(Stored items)
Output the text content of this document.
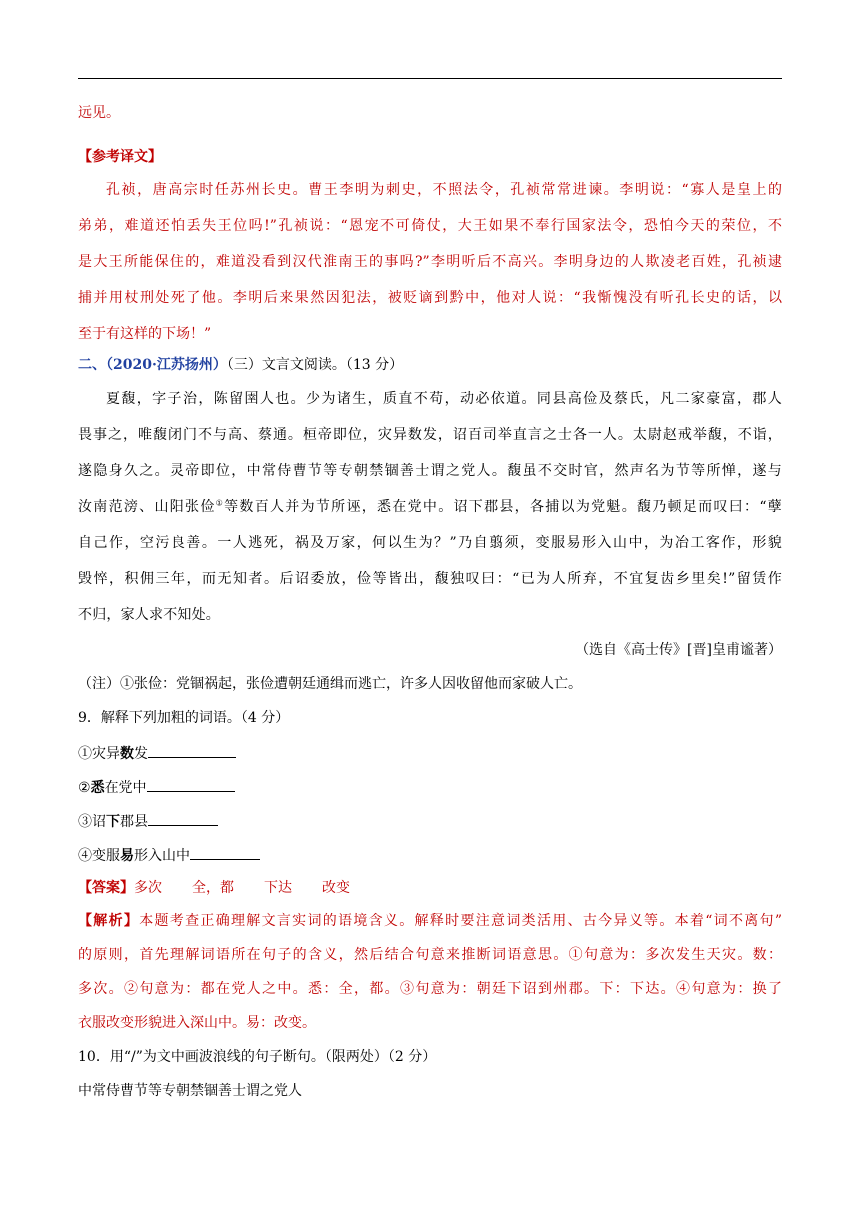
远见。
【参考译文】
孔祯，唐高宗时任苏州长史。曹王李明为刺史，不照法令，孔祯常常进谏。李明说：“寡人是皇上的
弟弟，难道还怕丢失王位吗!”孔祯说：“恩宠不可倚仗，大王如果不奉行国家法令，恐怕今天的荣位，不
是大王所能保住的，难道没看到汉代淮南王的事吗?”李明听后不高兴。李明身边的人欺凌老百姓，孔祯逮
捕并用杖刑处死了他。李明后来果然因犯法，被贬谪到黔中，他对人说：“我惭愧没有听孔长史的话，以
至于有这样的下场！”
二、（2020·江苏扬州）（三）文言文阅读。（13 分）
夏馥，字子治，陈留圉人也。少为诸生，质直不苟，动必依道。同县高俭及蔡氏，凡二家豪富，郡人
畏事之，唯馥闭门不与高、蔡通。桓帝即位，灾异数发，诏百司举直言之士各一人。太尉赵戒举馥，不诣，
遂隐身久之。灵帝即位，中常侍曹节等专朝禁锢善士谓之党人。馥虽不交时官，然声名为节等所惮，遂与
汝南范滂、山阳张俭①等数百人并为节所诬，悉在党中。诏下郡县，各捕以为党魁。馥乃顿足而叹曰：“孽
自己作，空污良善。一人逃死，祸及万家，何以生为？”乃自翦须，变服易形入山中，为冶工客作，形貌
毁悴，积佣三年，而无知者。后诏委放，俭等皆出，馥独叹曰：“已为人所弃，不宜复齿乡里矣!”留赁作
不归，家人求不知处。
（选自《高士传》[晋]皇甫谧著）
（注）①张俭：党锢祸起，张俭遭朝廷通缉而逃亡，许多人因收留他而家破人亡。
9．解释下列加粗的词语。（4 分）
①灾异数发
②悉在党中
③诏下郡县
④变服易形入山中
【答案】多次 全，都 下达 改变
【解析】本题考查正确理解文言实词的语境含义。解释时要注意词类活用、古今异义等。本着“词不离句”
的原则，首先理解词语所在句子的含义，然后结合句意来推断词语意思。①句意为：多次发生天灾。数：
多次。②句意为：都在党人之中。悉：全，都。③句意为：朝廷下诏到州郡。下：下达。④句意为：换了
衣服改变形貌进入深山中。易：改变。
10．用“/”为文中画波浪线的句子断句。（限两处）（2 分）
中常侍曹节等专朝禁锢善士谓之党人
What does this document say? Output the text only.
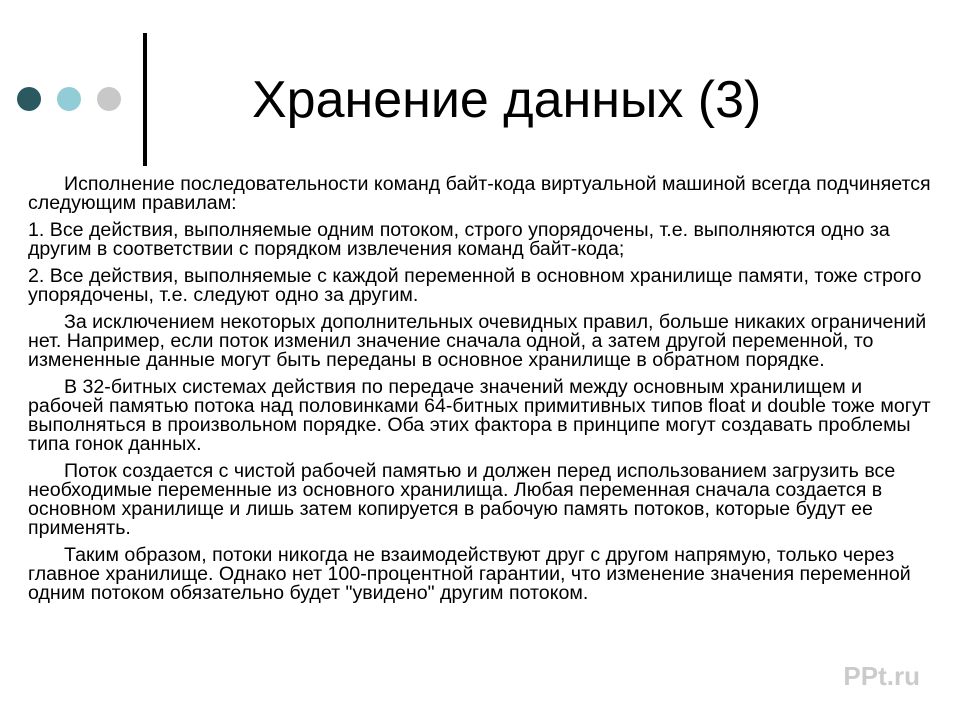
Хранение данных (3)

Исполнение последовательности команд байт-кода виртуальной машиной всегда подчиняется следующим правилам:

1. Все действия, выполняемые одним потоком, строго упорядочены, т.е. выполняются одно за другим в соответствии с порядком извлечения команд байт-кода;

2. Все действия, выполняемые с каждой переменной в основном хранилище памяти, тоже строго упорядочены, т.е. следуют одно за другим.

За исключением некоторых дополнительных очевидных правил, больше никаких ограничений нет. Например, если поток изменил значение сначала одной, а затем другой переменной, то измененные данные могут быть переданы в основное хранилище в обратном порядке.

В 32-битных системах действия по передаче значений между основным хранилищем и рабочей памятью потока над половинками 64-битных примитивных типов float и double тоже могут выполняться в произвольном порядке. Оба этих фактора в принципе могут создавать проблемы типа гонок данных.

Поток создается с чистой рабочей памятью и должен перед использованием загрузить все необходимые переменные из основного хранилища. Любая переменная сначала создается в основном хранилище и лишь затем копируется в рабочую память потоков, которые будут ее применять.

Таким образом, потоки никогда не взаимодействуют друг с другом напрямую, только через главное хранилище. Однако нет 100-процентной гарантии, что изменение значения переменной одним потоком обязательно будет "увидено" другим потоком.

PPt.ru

▶ Task to complete
Each line that has the word "команд" should be copied.

▶ Answer for this exercise
Исполнение последовательности команд байт-кода виртуальной машиной всегда подчиняется следующим правилам:
1. Все действия, выполняемые одним потоком, строго упорядочены, т.е. выполняются одно за другим в соответствии с порядком извлечения команд байт-кода;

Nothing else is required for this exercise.